╭─ SOURCE DATA
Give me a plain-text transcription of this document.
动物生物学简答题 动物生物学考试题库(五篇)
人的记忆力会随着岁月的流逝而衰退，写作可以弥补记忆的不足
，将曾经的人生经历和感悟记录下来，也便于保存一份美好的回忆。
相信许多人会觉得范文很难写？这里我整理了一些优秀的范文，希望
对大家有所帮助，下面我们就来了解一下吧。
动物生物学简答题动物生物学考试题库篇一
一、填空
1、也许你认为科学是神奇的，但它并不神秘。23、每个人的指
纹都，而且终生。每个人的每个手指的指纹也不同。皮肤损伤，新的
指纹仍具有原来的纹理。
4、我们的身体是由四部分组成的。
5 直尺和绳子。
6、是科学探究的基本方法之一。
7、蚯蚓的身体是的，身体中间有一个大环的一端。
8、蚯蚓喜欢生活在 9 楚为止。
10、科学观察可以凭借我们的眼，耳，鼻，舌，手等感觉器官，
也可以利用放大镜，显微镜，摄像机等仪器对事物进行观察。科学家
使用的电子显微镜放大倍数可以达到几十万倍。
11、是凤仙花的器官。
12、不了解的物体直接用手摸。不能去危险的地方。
╰─
- [WHAT YOU NEED TO DO] Reproduce the records above exactly as they appear.

- [EXERCISE OUTPUT]
Give me a plain-text transcription of this document.
动物生物学简答题 动物生物学考试题库(五篇)
人的记忆力会随着岁月的流逝而衰退，写作可以弥补记忆的不足
，将曾经的人生经历和感悟记录下来，也便于保存一份美好的回忆。
相信许多人会觉得范文很难写？这里我整理了一些优秀的范文，希望
对大家有所帮助，下面我们就来了解一下吧。
动物生物学简答题动物生物学考试题库篇一
一、填空
1、也许你认为科学是神奇的，但它并不神秘。23、每个人的指
纹都，而且终生。每个人的每个手指的指纹也不同。皮肤损伤，新的
指纹仍具有原来的纹理。
4、我们的身体是由四部分组成的。
5 直尺和绳子。
6、是科学探究的基本方法之一。
7、蚯蚓的身体是的，身体中间有一个大环的一端。
8、蚯蚓喜欢生活在 9 楚为止。
10、科学观察可以凭借我们的眼，耳，鼻，舌，手等感觉器官，
也可以利用放大镜，显微镜，摄像机等仪器对事物进行观察。科学家
使用的电子显微镜放大倍数可以达到几十万倍。
11、是凤仙花的器官。
12、不了解的物体直接用手摸。不能去危险的地方。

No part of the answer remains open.